**What to do**
Search the material for "Mission" and show all lines that contain it.

## start Extracted information

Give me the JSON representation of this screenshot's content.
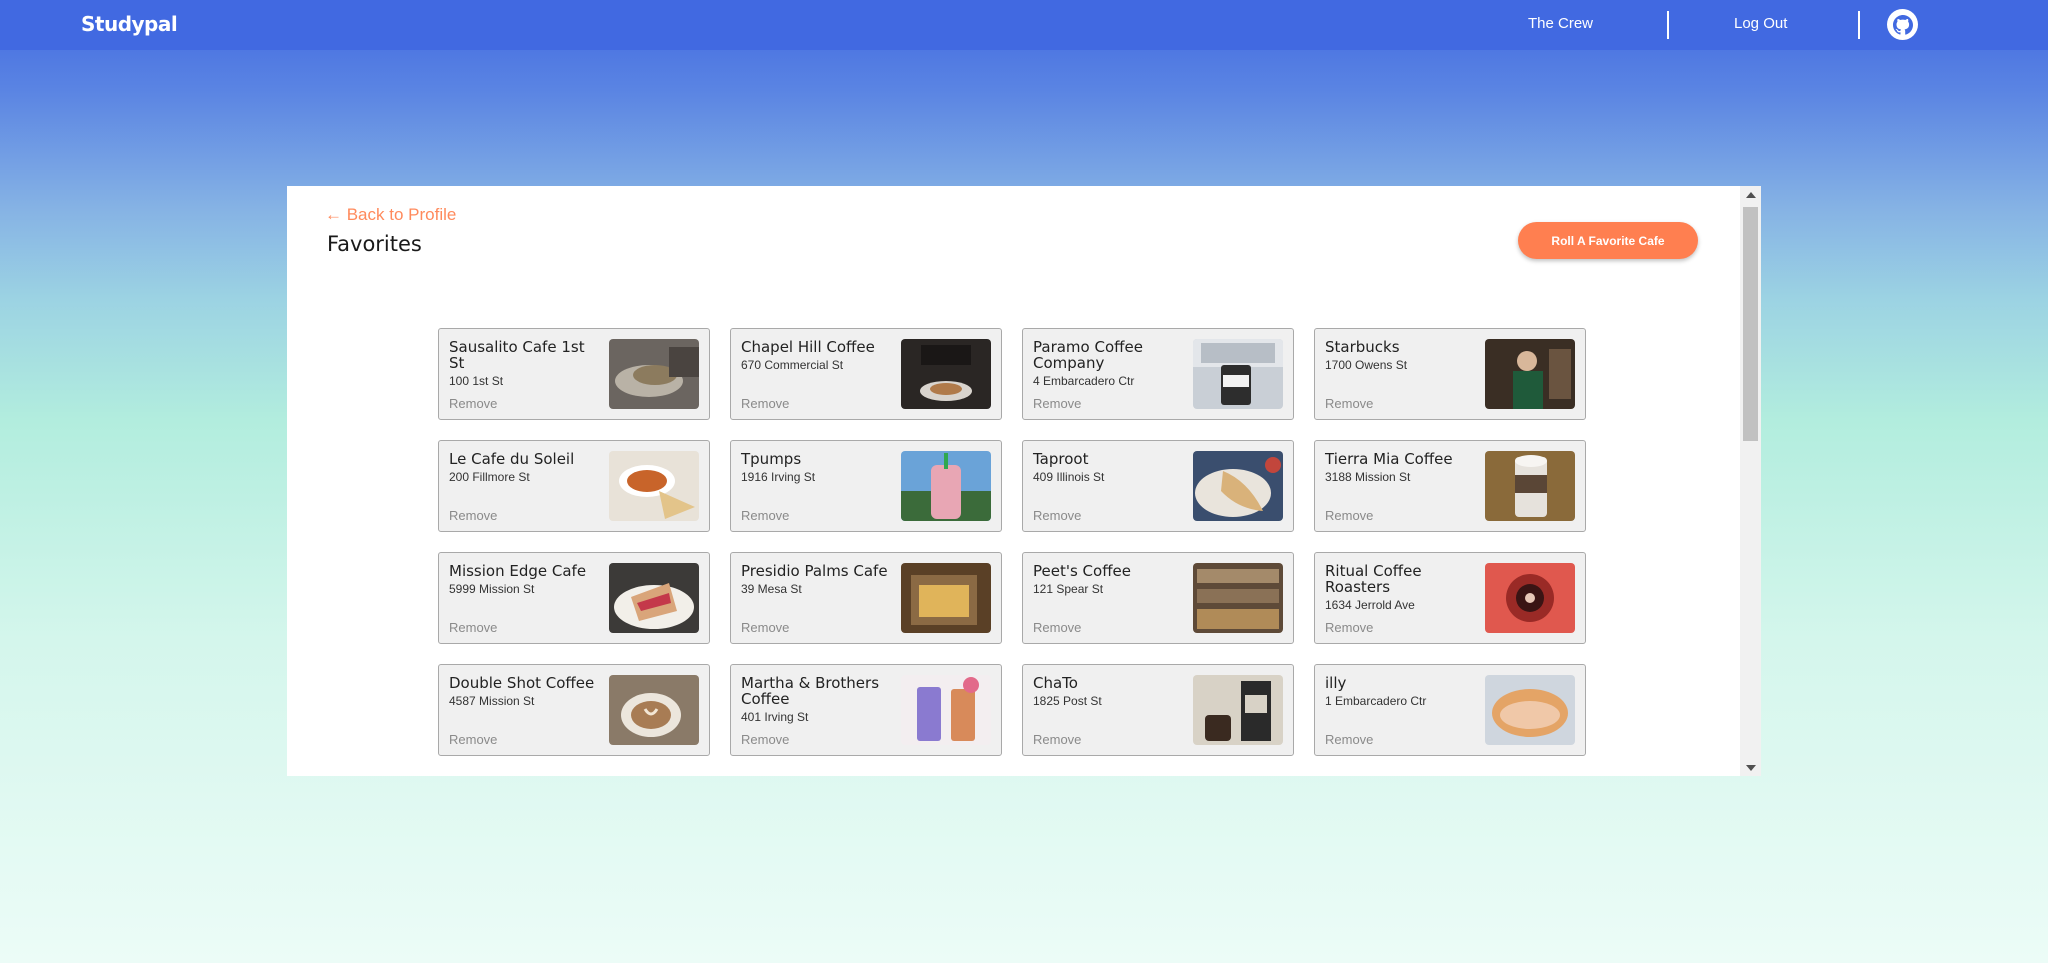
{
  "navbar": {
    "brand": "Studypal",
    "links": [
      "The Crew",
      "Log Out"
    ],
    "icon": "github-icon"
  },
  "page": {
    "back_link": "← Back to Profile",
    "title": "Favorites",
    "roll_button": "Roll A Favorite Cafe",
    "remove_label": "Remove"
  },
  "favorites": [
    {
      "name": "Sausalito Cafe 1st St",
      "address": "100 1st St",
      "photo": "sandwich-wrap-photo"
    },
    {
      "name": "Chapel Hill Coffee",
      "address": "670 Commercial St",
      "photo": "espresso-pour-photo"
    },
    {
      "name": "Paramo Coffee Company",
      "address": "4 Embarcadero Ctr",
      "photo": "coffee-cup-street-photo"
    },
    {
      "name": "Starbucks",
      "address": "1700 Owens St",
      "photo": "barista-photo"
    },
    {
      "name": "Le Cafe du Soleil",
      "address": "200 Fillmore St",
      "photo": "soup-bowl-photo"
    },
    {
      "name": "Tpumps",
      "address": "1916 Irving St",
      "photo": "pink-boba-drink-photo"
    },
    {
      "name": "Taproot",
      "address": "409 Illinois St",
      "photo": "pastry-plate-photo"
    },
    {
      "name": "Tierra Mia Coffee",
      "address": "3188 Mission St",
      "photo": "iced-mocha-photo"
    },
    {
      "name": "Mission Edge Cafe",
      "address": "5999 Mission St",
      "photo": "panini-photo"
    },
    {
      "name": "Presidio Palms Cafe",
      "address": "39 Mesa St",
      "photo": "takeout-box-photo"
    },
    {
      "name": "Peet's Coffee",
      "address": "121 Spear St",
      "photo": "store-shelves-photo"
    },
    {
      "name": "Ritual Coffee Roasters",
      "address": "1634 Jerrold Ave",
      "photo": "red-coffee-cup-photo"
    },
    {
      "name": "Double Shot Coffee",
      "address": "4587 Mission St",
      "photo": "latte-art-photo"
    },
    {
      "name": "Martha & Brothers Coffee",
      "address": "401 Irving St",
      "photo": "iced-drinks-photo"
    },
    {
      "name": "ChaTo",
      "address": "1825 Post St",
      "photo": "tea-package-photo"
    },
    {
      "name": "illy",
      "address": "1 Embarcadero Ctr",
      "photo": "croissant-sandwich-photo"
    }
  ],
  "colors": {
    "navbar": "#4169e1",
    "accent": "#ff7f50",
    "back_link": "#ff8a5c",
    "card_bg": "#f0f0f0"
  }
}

## end Extracted information

**The response**
      "address": "3188 Mission St",
      "name": "Mission Edge Cafe",
      "address": "5999 Mission St",
      "address": "4587 Mission St",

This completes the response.